§ Short exercise
Return a copy of every line in the records that includes the word "JSON".

┌──

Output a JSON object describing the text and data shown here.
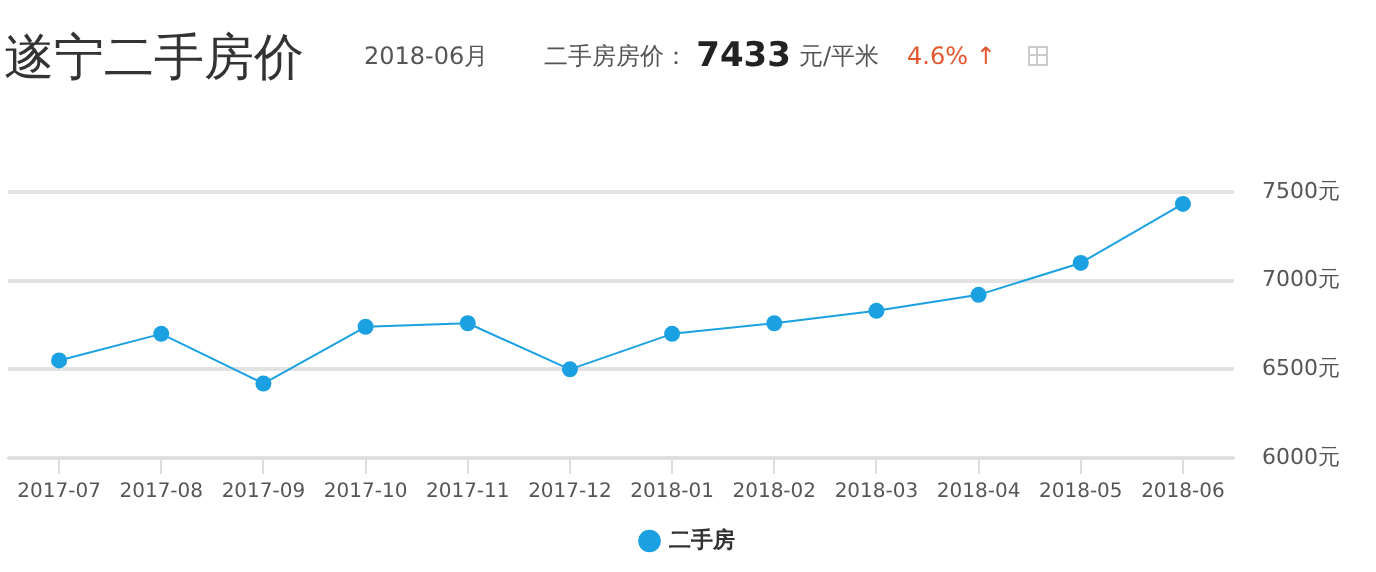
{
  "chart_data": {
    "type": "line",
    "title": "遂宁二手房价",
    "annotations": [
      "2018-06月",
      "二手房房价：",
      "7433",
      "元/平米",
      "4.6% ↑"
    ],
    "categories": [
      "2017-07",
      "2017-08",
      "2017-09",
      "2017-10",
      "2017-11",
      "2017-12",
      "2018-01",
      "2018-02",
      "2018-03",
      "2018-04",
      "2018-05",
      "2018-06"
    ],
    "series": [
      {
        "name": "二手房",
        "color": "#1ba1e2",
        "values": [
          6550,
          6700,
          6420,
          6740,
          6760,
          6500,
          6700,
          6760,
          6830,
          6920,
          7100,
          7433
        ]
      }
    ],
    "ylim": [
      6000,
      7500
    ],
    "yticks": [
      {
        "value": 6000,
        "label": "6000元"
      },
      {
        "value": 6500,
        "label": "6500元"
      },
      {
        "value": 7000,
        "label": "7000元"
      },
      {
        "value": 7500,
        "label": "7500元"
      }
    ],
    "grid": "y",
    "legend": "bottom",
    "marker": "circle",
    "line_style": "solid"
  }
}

└──
┌──

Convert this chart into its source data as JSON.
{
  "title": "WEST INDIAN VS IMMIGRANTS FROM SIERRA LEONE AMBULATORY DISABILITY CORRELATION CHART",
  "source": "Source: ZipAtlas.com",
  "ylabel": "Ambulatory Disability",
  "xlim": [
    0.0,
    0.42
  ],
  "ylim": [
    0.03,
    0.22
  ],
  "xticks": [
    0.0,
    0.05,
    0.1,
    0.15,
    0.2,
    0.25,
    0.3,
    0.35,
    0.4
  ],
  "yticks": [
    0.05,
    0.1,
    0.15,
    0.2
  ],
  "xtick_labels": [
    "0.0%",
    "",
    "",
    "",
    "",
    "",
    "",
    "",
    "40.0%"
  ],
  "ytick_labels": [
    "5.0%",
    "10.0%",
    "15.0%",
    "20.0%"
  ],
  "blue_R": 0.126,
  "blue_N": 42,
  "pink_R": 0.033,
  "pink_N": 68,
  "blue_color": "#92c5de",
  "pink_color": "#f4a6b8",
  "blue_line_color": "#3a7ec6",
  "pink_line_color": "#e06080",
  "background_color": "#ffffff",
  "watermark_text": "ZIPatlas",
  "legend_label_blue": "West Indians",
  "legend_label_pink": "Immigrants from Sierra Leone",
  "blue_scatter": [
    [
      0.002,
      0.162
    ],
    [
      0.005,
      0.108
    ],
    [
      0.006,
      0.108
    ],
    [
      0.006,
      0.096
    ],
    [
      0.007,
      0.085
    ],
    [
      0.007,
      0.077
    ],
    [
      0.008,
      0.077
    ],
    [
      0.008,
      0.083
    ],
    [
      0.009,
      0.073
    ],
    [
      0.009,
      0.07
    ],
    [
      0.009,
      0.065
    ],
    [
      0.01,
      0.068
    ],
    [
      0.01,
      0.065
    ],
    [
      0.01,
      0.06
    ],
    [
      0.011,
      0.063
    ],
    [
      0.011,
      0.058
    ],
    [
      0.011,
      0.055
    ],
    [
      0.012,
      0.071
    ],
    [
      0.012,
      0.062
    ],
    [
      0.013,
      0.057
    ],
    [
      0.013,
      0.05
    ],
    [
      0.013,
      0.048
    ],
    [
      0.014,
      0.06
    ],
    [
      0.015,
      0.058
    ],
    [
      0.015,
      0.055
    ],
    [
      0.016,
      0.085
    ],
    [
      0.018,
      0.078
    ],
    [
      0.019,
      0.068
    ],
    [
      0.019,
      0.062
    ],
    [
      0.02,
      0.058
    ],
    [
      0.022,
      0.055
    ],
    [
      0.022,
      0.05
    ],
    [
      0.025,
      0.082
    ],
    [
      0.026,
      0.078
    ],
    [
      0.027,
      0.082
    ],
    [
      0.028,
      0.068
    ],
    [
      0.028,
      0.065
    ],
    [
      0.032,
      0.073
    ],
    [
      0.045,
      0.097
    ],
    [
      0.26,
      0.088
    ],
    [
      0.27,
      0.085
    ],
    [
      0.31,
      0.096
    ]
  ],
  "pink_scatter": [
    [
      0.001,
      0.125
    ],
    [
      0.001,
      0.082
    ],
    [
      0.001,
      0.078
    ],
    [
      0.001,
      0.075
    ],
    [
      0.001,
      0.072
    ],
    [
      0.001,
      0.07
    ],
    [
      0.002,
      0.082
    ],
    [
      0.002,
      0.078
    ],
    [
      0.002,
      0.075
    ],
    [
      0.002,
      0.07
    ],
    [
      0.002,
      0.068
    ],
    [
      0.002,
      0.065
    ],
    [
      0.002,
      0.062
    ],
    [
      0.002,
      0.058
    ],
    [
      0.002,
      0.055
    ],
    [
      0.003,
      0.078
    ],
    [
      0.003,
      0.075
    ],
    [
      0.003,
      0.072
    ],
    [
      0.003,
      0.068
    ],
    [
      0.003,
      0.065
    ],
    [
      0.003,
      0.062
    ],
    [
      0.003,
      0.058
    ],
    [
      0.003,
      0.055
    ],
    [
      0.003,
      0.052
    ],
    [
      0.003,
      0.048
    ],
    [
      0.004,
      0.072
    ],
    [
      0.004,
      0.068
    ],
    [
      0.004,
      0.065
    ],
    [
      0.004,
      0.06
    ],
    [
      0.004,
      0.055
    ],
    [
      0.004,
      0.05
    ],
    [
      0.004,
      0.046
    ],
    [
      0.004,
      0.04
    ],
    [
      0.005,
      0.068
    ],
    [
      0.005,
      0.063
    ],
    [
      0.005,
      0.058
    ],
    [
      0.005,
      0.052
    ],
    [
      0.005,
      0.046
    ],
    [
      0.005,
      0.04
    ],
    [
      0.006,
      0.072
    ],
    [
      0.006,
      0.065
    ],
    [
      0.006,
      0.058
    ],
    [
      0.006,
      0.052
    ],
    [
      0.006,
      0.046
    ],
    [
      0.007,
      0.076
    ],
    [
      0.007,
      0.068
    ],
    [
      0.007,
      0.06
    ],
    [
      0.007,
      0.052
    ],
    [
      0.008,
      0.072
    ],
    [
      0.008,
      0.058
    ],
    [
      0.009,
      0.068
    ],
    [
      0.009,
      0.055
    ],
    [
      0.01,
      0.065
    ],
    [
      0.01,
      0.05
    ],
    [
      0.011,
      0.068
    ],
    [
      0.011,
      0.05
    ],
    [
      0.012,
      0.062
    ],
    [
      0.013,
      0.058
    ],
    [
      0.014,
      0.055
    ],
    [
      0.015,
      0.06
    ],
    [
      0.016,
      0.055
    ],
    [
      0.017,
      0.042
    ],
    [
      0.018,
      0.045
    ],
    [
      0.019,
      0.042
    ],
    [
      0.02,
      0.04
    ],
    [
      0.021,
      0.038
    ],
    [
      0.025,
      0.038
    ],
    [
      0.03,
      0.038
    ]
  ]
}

└──

§ Final result
Output a JSON object describing the text and data shown here.
Convert this chart into its source data as JSON.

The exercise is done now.